源生成的代码的目标易于理解，具有易于遵循的结构，具有解释每个步骤正在执行的操作的注释，并且通常根据指导原则发出代码，即生成器应发出代码，就像人类编写代码一样。即使涉及回溯，回溯的结构也会成为代码结构的一部分，而不是依赖堆栈来指示下一步的跳转位置。例如，以下是表达式为 [ab]*[bc] 时生成的相同匹配函数的代码：

private bool TryMatchAtCurrentPosition(ReadOnlySpan<char> inputSpan)
{
    int pos = base.runtextpos;
    int matchStart = pos;
    int charloop_starting_pos = 0, charloop_ending_pos = 0;
    ReadOnlySpan<char> slice = inputSpan.Slice(pos);

    // Match a character in the set [ABab] greedily any number of times.
    //{
        charloop_starting_pos = pos;

        int iteration = slice.IndexOfAnyExcept(Utilities.s_ascii_600000006000000);
        if (iteration < 0)
        {
            iteration = slice.Length;
        }

        slice = slice.Slice(iteration);
        pos += iteration;

        charloop_ending_pos = pos;
        goto CharLoopEnd;

        CharLoopBacktrack:

        if (Utilities.s_hasTimeout)
        {
            base.CheckTimeout();
        }

        if (charloop_starting_pos >= charloop_ending_pos ||
            (charloop_ending_pos = inputSpan.Slice(charloop_starting_pos, charloop_ending_pos - charloop_starting_pos).LastIndexOfAny(Utilities.s_ascii_C0000000C000000)) < 0)
        {
            return false; // The input didn't match.
        }
        charloop_ending_pos += charloop_starting_pos;
        pos = charloop_ending_pos;
        slice = inputSpan.Slice(pos);

        CharLoopEnd:
    //}

    // Advance the next matching position.
    if (base.runtextpos < pos)
    {
        base.runtextpos = pos;
    }

    // Match a character in the set [BCbc].

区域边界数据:
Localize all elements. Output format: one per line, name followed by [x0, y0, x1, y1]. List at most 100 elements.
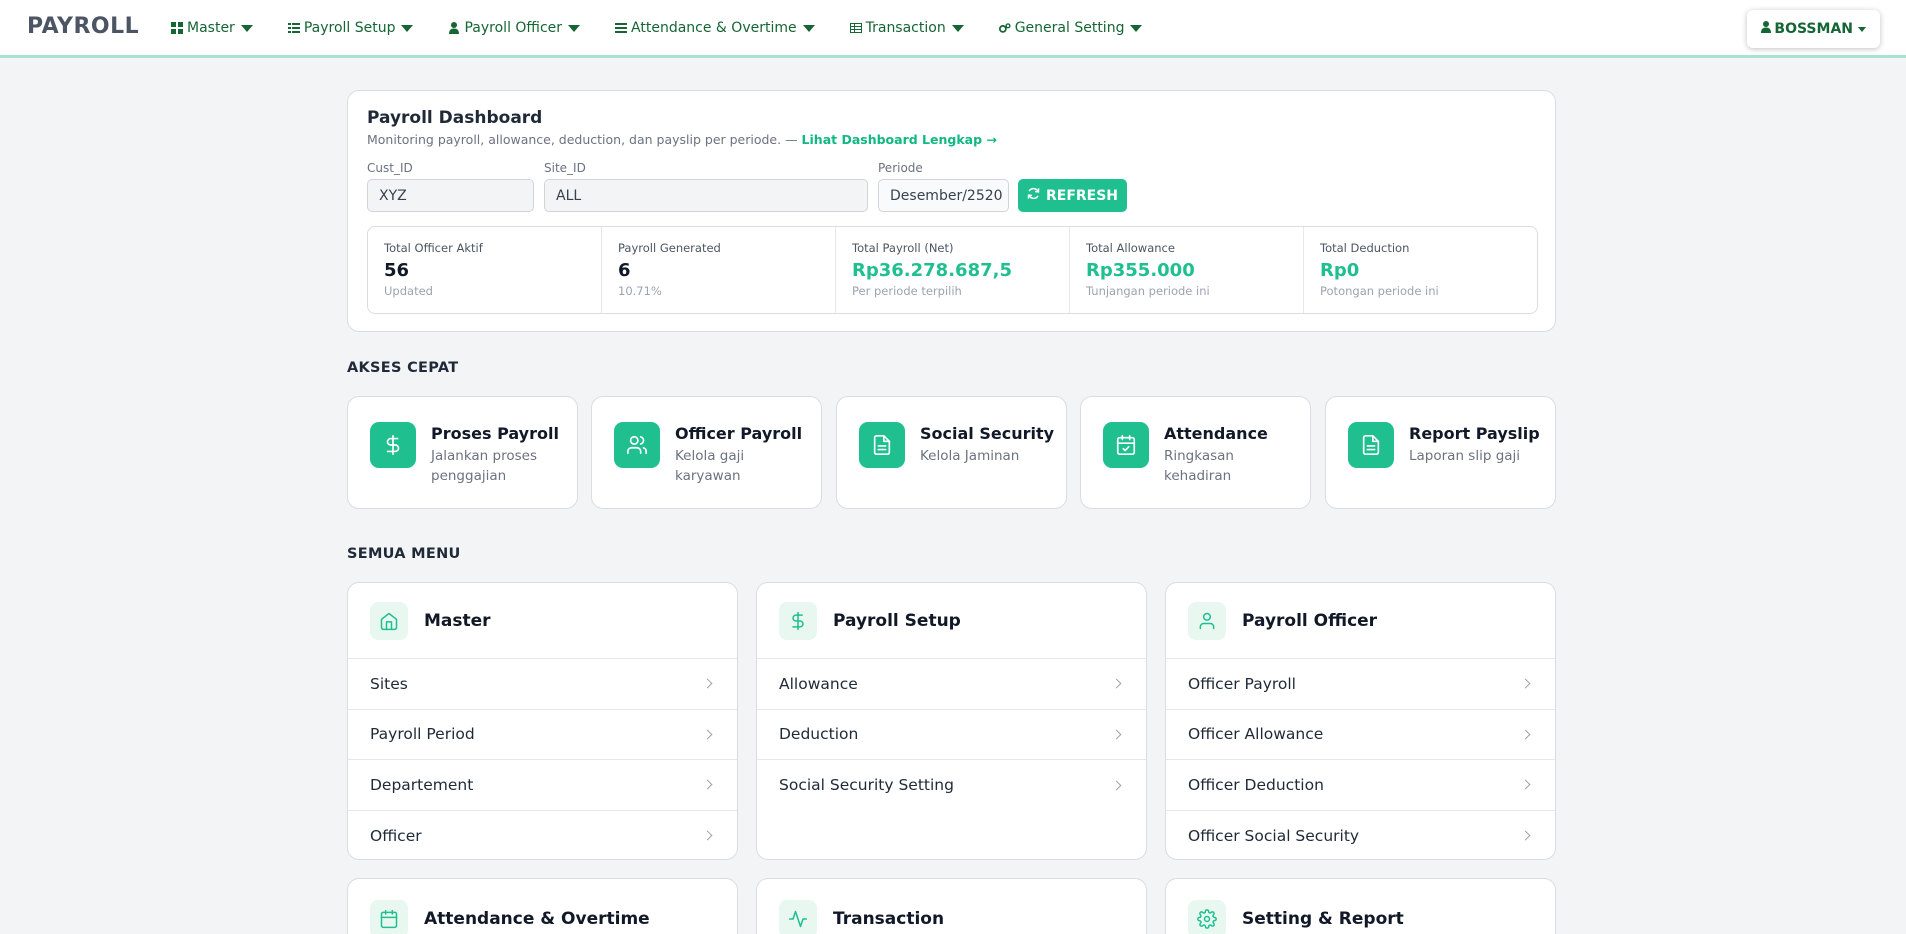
- menu-link-allowance[interactable]: Allowance: [757, 659, 1146, 710]
- activity-icon: [779, 900, 817, 934]
- payroll-dashboard-card: Payroll Dashboard Monitoring payroll, al…: [347, 90, 1556, 332]
- nav-item-attendance-overtime[interactable]: Attendance & Overtime: [615, 20, 815, 36]
- menu-link-officer-payroll[interactable]: Officer Payroll: [1166, 659, 1555, 710]
- caret-down-icon: [1858, 26, 1866, 32]
- nav-item-label: Payroll Officer: [464, 20, 563, 36]
- nav-item-payroll-officer[interactable]: Payroll Officer: [448, 20, 581, 36]
- quick-title: Social Security: [920, 424, 1055, 443]
- menu-link-label: Payroll Period: [370, 725, 475, 744]
- menu-card-title: Payroll Setup: [833, 610, 961, 631]
- top-navbar: PAYROLL Master Payroll Setup Payroll Off…: [0, 0, 1906, 58]
- nav-item-label: Attendance & Overtime: [631, 20, 797, 36]
- document-icon: [1348, 422, 1394, 468]
- stat-value: Rp36.278.687,5: [852, 260, 1012, 281]
- stat-value: Rp0: [1320, 260, 1360, 281]
- nav-item-label: Payroll Setup: [303, 20, 396, 36]
- caret-down-icon: [802, 24, 815, 32]
- quick-report-payslip[interactable]: Report Payslip Laporan slip gaji: [1325, 396, 1556, 509]
- menu-card-title: Master: [424, 610, 491, 631]
- menu-card-master: Master Sites Payroll Period Departement …: [347, 582, 738, 860]
- periode-label: Periode: [878, 161, 923, 175]
- menu-link-label: Officer Social Security: [1188, 826, 1360, 845]
- quick-proses-payroll[interactable]: Proses Payroll Jalankan proses penggajia…: [347, 396, 578, 509]
- brand-logo[interactable]: PAYROLL: [27, 14, 139, 39]
- menu-link-label: Allowance: [779, 674, 858, 693]
- menu-card-header: Master: [348, 583, 737, 659]
- chevron-right-icon: [702, 678, 713, 689]
- periode-input[interactable]: Desember/2520: [878, 179, 1009, 212]
- full-dashboard-link[interactable]: Lihat Dashboard Lengkap →: [802, 132, 997, 147]
- stat-total-officer: Total Officer Aktif 56 Updated: [368, 227, 602, 313]
- cust-id-input[interactable]: XYZ: [367, 179, 534, 212]
- nav-item-general-setting[interactable]: General Setting: [998, 20, 1143, 36]
- dollar-icon: [370, 422, 416, 468]
- menu-link-officer-deduction[interactable]: Officer Deduction: [1166, 760, 1555, 811]
- quick-title: Officer Payroll: [675, 424, 803, 443]
- stat-note: Tunjangan periode ini: [1086, 284, 1210, 298]
- caret-down-icon: [1130, 24, 1143, 32]
- caret-down-icon: [401, 24, 414, 32]
- chevron-right-icon: [702, 779, 713, 790]
- refresh-label: REFRESH: [1045, 187, 1119, 204]
- caret-down-icon: [951, 24, 964, 32]
- stat-label: Total Allowance: [1086, 241, 1175, 255]
- menu-card-header: Payroll Setup: [757, 583, 1146, 659]
- stat-label: Total Payroll (Net): [852, 241, 954, 255]
- chevron-right-icon: [1520, 678, 1531, 689]
- menu-link-officer-social-security[interactable]: Officer Social Security: [1166, 811, 1555, 860]
- table-icon: [849, 22, 862, 34]
- all-menu-title: SEMUA MENU: [347, 546, 461, 562]
- menu-link-label: Officer: [370, 826, 422, 845]
- site-id-select[interactable]: ALL: [544, 179, 868, 212]
- calendar-check-icon: [1103, 422, 1149, 468]
- document-icon: [859, 422, 905, 468]
- grid-icon: [171, 22, 183, 34]
- menu-card-title: Attendance & Overtime: [424, 909, 650, 929]
- quick-attendance[interactable]: Attendance Ringkasan kehadiran: [1080, 396, 1311, 509]
- user-icon: [1188, 601, 1226, 640]
- menu-link-officer[interactable]: Officer: [348, 811, 737, 860]
- quick-officer-payroll[interactable]: Officer Payroll Kelola gaji karyawan: [591, 396, 822, 509]
- menu-card-header: Transaction: [757, 879, 1146, 934]
- menu-card-title: Payroll Officer: [1242, 610, 1378, 631]
- chevron-right-icon: [702, 830, 713, 841]
- quick-desc: Kelola Jaminan: [920, 448, 1020, 464]
- stat-note: Updated: [384, 284, 433, 298]
- menu-link-label: Sites: [370, 674, 408, 693]
- menu-link-departement[interactable]: Departement: [348, 760, 737, 811]
- menu-link-social-security-setting[interactable]: Social Security Setting: [757, 760, 1146, 811]
- menu-card-payroll-setup: Payroll Setup Allowance Deduction Social…: [756, 582, 1147, 860]
- refresh-button[interactable]: REFRESH: [1018, 179, 1127, 212]
- quick-social-security[interactable]: Social Security Kelola Jaminan: [836, 396, 1067, 509]
- quick-title: Proses Payroll: [431, 424, 559, 443]
- menu-link-label: Officer Deduction: [1188, 775, 1324, 794]
- gears-icon: [998, 22, 1011, 34]
- menu-link-officer-allowance[interactable]: Officer Allowance: [1166, 710, 1555, 760]
- menu-card-header: Payroll Officer: [1166, 583, 1555, 659]
- nav-item-payroll-setup[interactable]: Payroll Setup: [287, 20, 414, 36]
- nav-item-master[interactable]: Master: [171, 20, 253, 36]
- stats-row: Total Officer Aktif 56 Updated Payroll G…: [367, 226, 1538, 314]
- caret-down-icon: [240, 24, 253, 32]
- stat-total-payroll: Total Payroll (Net) Rp36.278.687,5 Per p…: [836, 227, 1070, 313]
- user-menu-button[interactable]: BOSSMAN: [1747, 10, 1880, 48]
- refresh-icon: [1027, 187, 1040, 204]
- gear-icon: [1188, 900, 1226, 934]
- stat-value: Rp355.000: [1086, 260, 1195, 281]
- menu-link-label: Departement: [370, 775, 474, 794]
- caret-down-icon: [568, 24, 581, 32]
- user-icon: [1761, 21, 1772, 37]
- quick-title: Attendance: [1164, 424, 1268, 443]
- nav-item-transaction[interactable]: Transaction: [849, 20, 964, 36]
- chevron-right-icon: [1111, 729, 1122, 740]
- menu-link-sites[interactable]: Sites: [348, 659, 737, 710]
- menu-card-header: Setting & Report: [1166, 879, 1555, 934]
- menu-link-label: Deduction: [779, 725, 859, 744]
- stat-value: 6: [618, 260, 631, 281]
- menu-card-payroll-officer: Payroll Officer Officer Payroll Officer …: [1165, 582, 1556, 860]
- menu-link-payroll-period[interactable]: Payroll Period: [348, 710, 737, 760]
- stat-label: Payroll Generated: [618, 241, 721, 255]
- nav-item-label: General Setting: [1014, 20, 1125, 36]
- menu-link-deduction[interactable]: Deduction: [757, 710, 1146, 760]
- menu-card-header: Attendance & Overtime: [348, 879, 737, 934]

[练习目标]: 输出文档片段中从“if (Utilities.s_hasTimeout)”一直到“input didn't match.”的全部内容，一字不改。 这些条目在此不起任何作用。

[参考答案]:
if (Utilities.s_hasTimeout)
        {
            base.CheckTimeout();
        }

        if (charloop_starting_pos >= charloop_ending_pos ||
            (charloop_ending_pos = inputSpan.Slice(charloop_starting_pos, charloop_ending_pos - charloop_starting_pos).LastIndexOfAny(Utilities.s_ascii_C0000000C000000)) < 0)
        {
            return false; // The input didn't match.